↓

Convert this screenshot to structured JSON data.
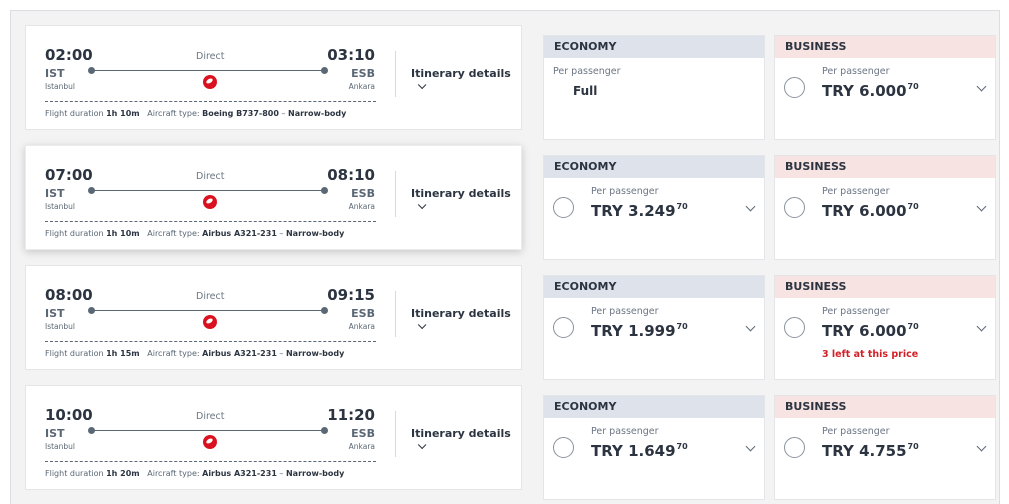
{
  "flights": [
    {
      "dep_time": "02:00",
      "dep_code": "IST",
      "dep_city": "Istanbul",
      "arr_time": "03:10",
      "arr_code": "ESB",
      "arr_city": "Ankara",
      "stops": "Direct",
      "duration_label": "Flight duration",
      "duration": "1h 10m",
      "aircraft_label": "Aircraft type:",
      "aircraft": "Boeing B737-800",
      "body": "Narrow-body",
      "itinerary": "Itinerary details",
      "economy": {
        "header": "ECONOMY",
        "per_passenger": "Per passenger",
        "status": "Full"
      },
      "business": {
        "header": "BUSINESS",
        "per_passenger": "Per passenger",
        "currency": "TRY",
        "amount": "6.000",
        "cents": "70"
      }
    },
    {
      "dep_time": "07:00",
      "dep_code": "IST",
      "dep_city": "Istanbul",
      "arr_time": "08:10",
      "arr_code": "ESB",
      "arr_city": "Ankara",
      "stops": "Direct",
      "duration_label": "Flight duration",
      "duration": "1h 10m",
      "aircraft_label": "Aircraft type:",
      "aircraft": "Airbus A321-231",
      "body": "Narrow-body",
      "itinerary": "Itinerary details",
      "economy": {
        "header": "ECONOMY",
        "per_passenger": "Per passenger",
        "currency": "TRY",
        "amount": "3.249",
        "cents": "70"
      },
      "business": {
        "header": "BUSINESS",
        "per_passenger": "Per passenger",
        "currency": "TRY",
        "amount": "6.000",
        "cents": "70"
      }
    },
    {
      "dep_time": "08:00",
      "dep_code": "IST",
      "dep_city": "Istanbul",
      "arr_time": "09:15",
      "arr_code": "ESB",
      "arr_city": "Ankara",
      "stops": "Direct",
      "duration_label": "Flight duration",
      "duration": "1h 15m",
      "aircraft_label": "Aircraft type:",
      "aircraft": "Airbus A321-231",
      "body": "Narrow-body",
      "itinerary": "Itinerary details",
      "economy": {
        "header": "ECONOMY",
        "per_passenger": "Per passenger",
        "currency": "TRY",
        "amount": "1.999",
        "cents": "70"
      },
      "business": {
        "header": "BUSINESS",
        "per_passenger": "Per passenger",
        "currency": "TRY",
        "amount": "6.000",
        "cents": "70",
        "warning": "3 left at this price"
      }
    },
    {
      "dep_time": "10:00",
      "dep_code": "IST",
      "dep_city": "Istanbul",
      "arr_time": "11:20",
      "arr_code": "ESB",
      "arr_city": "Ankara",
      "stops": "Direct",
      "duration_label": "Flight duration",
      "duration": "1h 20m",
      "aircraft_label": "Aircraft type:",
      "aircraft": "Airbus A321-231",
      "body": "Narrow-body",
      "itinerary": "Itinerary details",
      "economy": {
        "header": "ECONOMY",
        "per_passenger": "Per passenger",
        "currency": "TRY",
        "amount": "1.649",
        "cents": "70"
      },
      "business": {
        "header": "BUSINESS",
        "per_passenger": "Per passenger",
        "currency": "TRY",
        "amount": "4.755",
        "cents": "70"
      }
    }
  ],
  "airline_logo_icon": "turkish-airlines-logo-icon",
  "colors": {
    "economy_header": "#dee2ea",
    "business_header": "#f7e4e2",
    "warning": "#d31f26",
    "airline_red": "#d9121f"
  }
}
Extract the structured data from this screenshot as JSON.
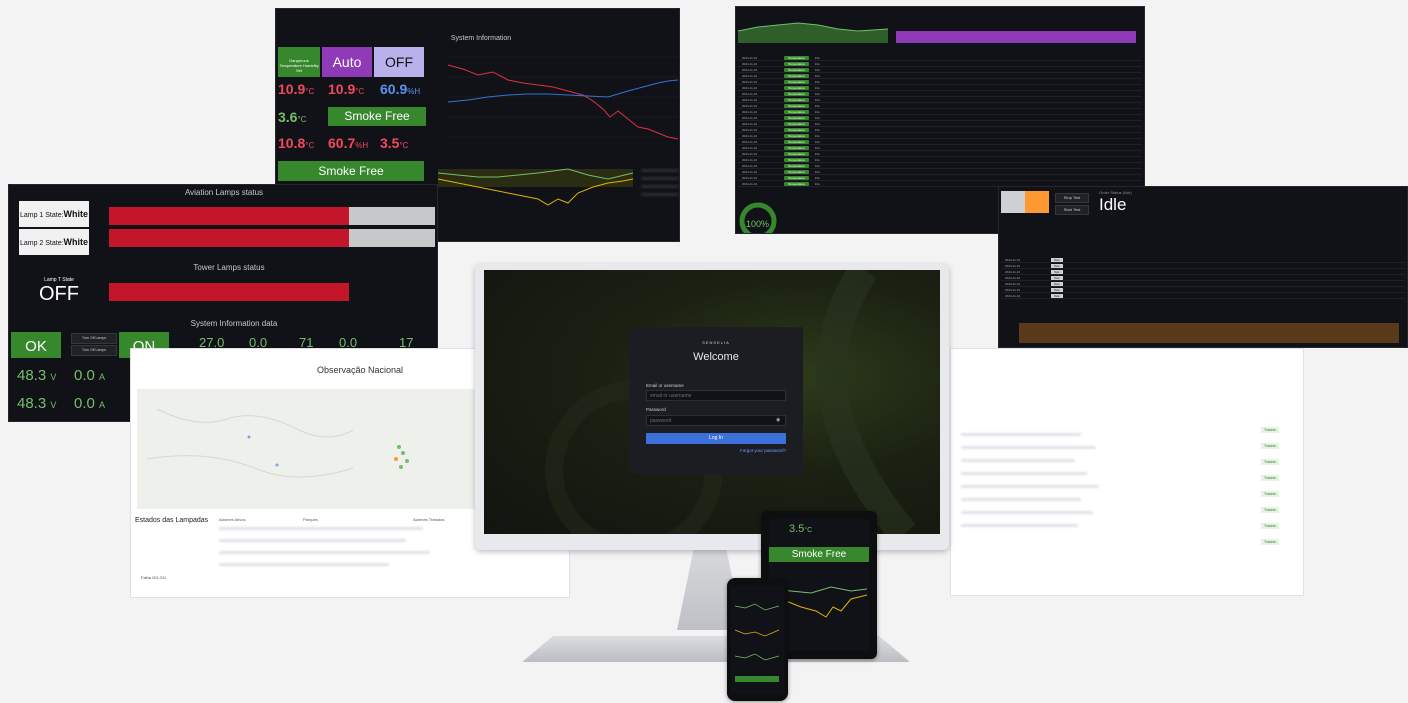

↑

WRITTEN INSTRUCTION ▸
Without including any pictures, please restate all the records exactly.

EXPECTED ANSWER ▸
Convert this screenshot to structured JSON data.
{
  "flights": [
    {
      "dep_time": "02:00",
      "dep_code": "IST",
      "dep_city": "Istanbul",
      "arr_time": "03:10",
      "arr_code": "ESB",
      "arr_city": "Ankara",
      "stops": "Direct",
      "duration_label": "Flight duration",
      "duration": "1h 10m",
      "aircraft_label": "Aircraft type:",
      "aircraft": "Boeing B737-800",
      "body": "Narrow-body",
      "itinerary": "Itinerary details",
      "economy": {
        "header": "ECONOMY",
        "per_passenger": "Per passenger",
        "status": "Full"
      },
      "business": {
        "header": "BUSINESS",
        "per_passenger": "Per passenger",
        "currency": "TRY",
        "amount": "6.000",
        "cents": "70"
      }
    },
    {
      "dep_time": "07:00",
      "dep_code": "IST",
      "dep_city": "Istanbul",
      "arr_time": "08:10",
      "arr_code": "ESB",
      "arr_city": "Ankara",
      "stops": "Direct",
      "duration_label": "Flight duration",
      "duration": "1h 10m",
      "aircraft_label": "Aircraft type:",
      "aircraft": "Airbus A321-231",
      "body": "Narrow-body",
      "itinerary": "Itinerary details",
      "economy": {
        "header": "ECONOMY",
        "per_passenger": "Per passenger",
        "currency": "TRY",
        "amount": "3.249",
        "cents": "70"
      },
      "business": {
        "header": "BUSINESS",
        "per_passenger": "Per passenger",
        "currency": "TRY",
        "amount": "6.000",
        "cents": "70"
      }
    },
    {
      "dep_time": "08:00",
      "dep_code": "IST",
      "dep_city": "Istanbul",
      "arr_time": "09:15",
      "arr_code": "ESB",
      "arr_city": "Ankara",
      "stops": "Direct",
      "duration_label": "Flight duration",
      "duration": "1h 15m",
      "aircraft_label": "Aircraft type:",
      "aircraft": "Airbus A321-231",
      "body": "Narrow-body",
      "itinerary": "Itinerary details",
      "economy": {
        "header": "ECONOMY",
        "per_passenger": "Per passenger",
        "currency": "TRY",
        "amount": "1.999",
        "cents": "70"
      },
      "business": {
        "header": "BUSINESS",
        "per_passenger": "Per passenger",
        "currency": "TRY",
        "amount": "6.000",
        "cents": "70",
        "warning": "3 left at this price"
      }
    },
    {
      "dep_time": "10:00",
      "dep_code": "IST",
      "dep_city": "Istanbul",
      "arr_time": "11:20",
      "arr_code": "ESB",
      "arr_city": "Ankara",
      "stops": "Direct",
      "duration_label": "Flight duration",
      "duration": "1h 20m",
      "aircraft_label": "Aircraft type:",
      "aircraft": "Airbus A321-231",
      "body": "Narrow-body",
      "itinerary": "Itinerary details",
      "economy": {
        "header": "ECONOMY",
        "per_passenger": "Per passenger",
        "currency": "TRY",
        "amount": "1.649",
        "cents": "70"
      },
      "business": {
        "header": "BUSINESS",
        "per_passenger": "Per passenger",
        "currency": "TRY",
        "amount": "4.755",
        "cents": "70"
      }
    }
  ],
  "airline_logo_icon": "turkish-airlines-logo-icon",
  "colors": {
    "economy_header": "#dee2ea",
    "business_header": "#f7e4e2",
    "warning": "#d31f26",
    "airline_red": "#d9121f"
  }
}
Extract the structured data from this screenshot as JSON.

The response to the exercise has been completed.